**Dataset entries on figures:**
____________________

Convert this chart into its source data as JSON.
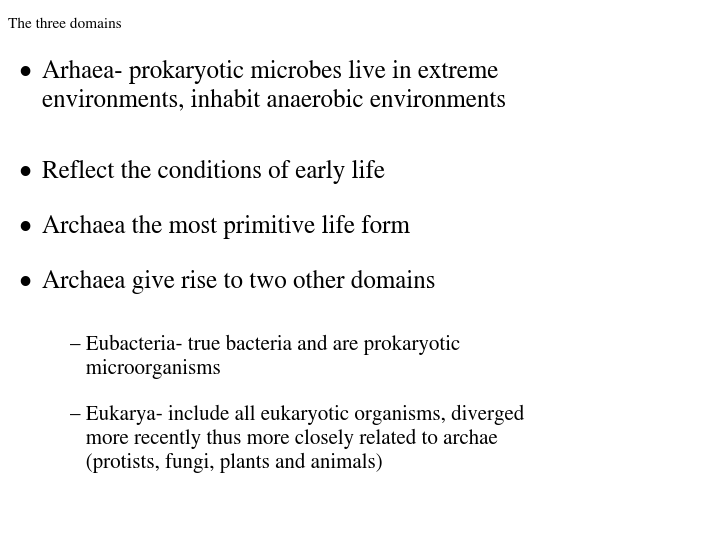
{
  "title": "The three domains",
  "background_color": "#ffffff",
  "text_color": "#000000",
  "title_fontsize": 11,
  "body_fontsize": 18,
  "sub_fontsize": 15,
  "bullet_items": [
    "Arhaea- prokaryotic microbes live in extreme\nenvironments, inhabit anaerobic environments",
    "Reflect the conditions of early life",
    "Archaea the most primitive life form",
    "Archaea give rise to two other domains"
  ],
  "sub_item_1_line1": "– Eubacteria- true bacteria and are prokaryotic",
  "sub_item_1_line2": "   microorganisms",
  "sub_item_2_line1": "– Eukarya- include all eukaryotic organisms, diverged",
  "sub_item_2_line2": "   more recently thus more closely related to archae",
  "sub_item_2_line3": "   (protists, fungi, plants and animals)",
  "font_family": "STIXGeneral"
}
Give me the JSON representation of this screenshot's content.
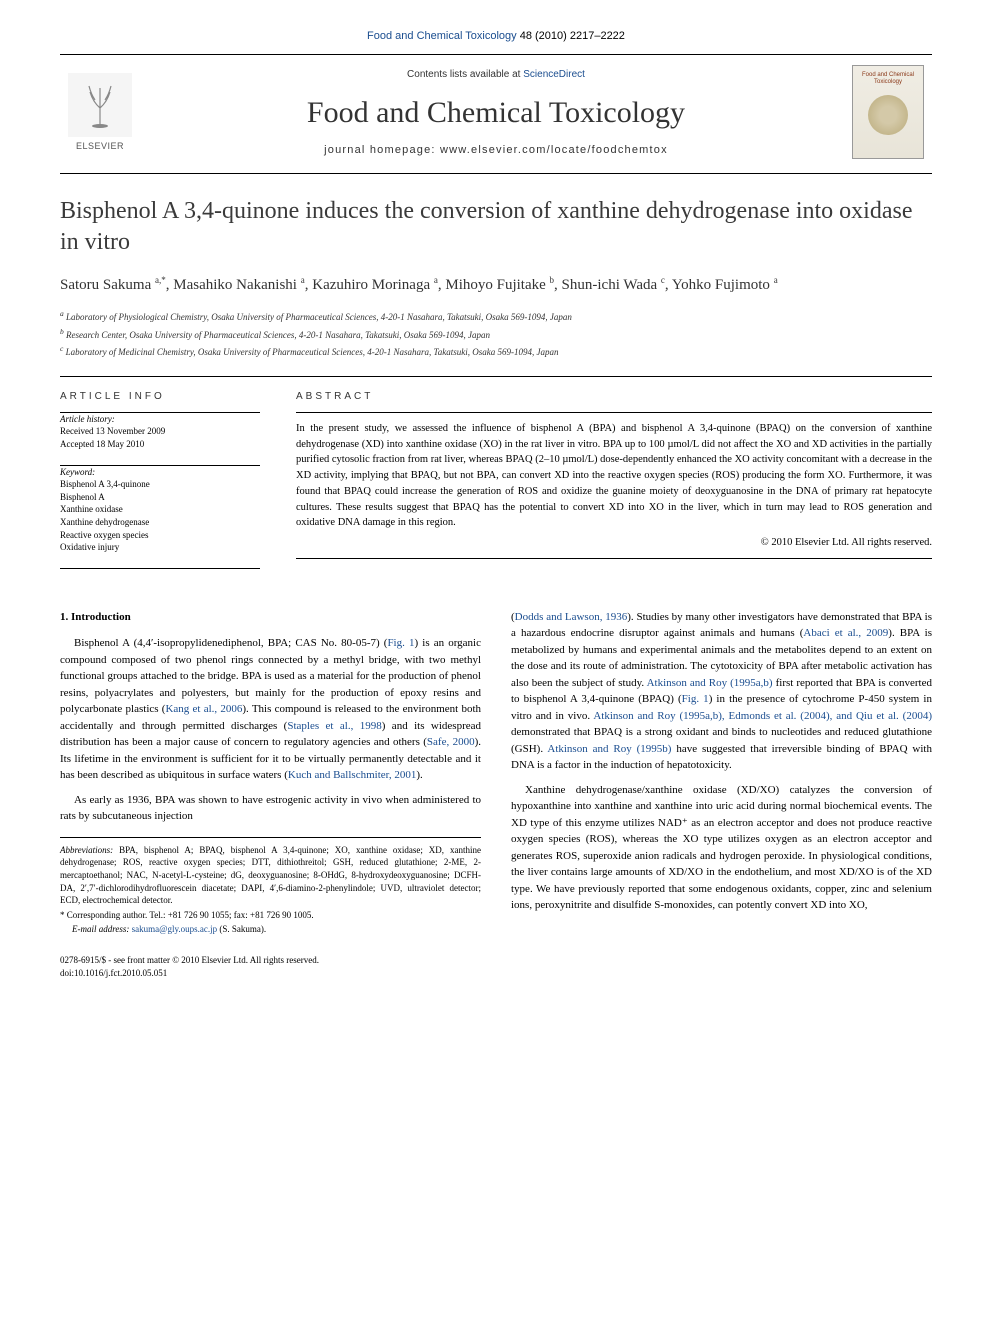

____________________

**Requirement:** Your reply should be the entries copied exactly, with all images omitted.

**Written answer:**
Convert this chart into its source data as JSON.
{
  "title": "The three domains",
  "background_color": "#ffffff",
  "text_color": "#000000",
  "title_fontsize": 11,
  "body_fontsize": 18,
  "sub_fontsize": 15,
  "bullet_items": [
    "Arhaea- prokaryotic microbes live in extreme\nenvironments, inhabit anaerobic environments",
    "Reflect the conditions of early life",
    "Archaea the most primitive life form",
    "Archaea give rise to two other domains"
  ],
  "sub_item_1_line1": "– Eubacteria- true bacteria and are prokaryotic",
  "sub_item_1_line2": "   microorganisms",
  "sub_item_2_line1": "– Eukarya- include all eukaryotic organisms, diverged",
  "sub_item_2_line2": "   more recently thus more closely related to archae",
  "sub_item_2_line3": "   (protists, fungi, plants and animals)",
  "font_family": "STIXGeneral"
}
Give me the JSON representation of this screenshot's content.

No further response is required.